DATA FOR PROCESSING:

☆ ☆ ☆ ☆ ☆ ☆ ☆

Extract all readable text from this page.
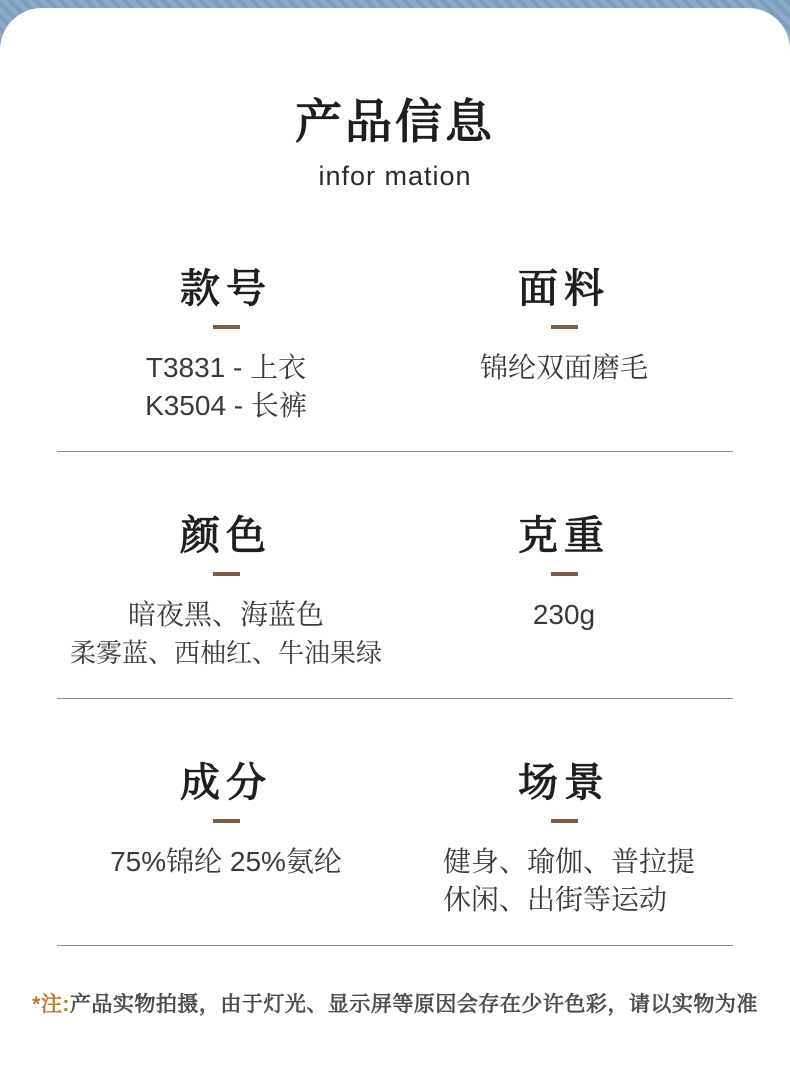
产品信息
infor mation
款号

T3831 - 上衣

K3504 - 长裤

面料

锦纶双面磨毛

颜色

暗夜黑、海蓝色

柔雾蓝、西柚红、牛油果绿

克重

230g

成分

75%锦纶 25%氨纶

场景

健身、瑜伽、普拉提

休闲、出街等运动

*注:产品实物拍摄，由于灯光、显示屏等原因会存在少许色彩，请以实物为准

☆ ☆ ☆ ☆ ☆ ☆ ☆

REQUIREMENTS:
Give the material again exactly as it is, but keep the pictures out.

EXPECTED ANSWER:
Extract all readable text from this page.
产品信息
infor mation
款号

T3831 - 上衣

K3504 - 长裤

面料

锦纶双面磨毛

颜色

暗夜黑、海蓝色

柔雾蓝、西柚红、牛油果绿

克重

230g

成分

75%锦纶 25%氨纶

场景

健身、瑜伽、普拉提

休闲、出街等运动

*注:产品实物拍摄，由于灯光、显示屏等原因会存在少许色彩，请以实物为准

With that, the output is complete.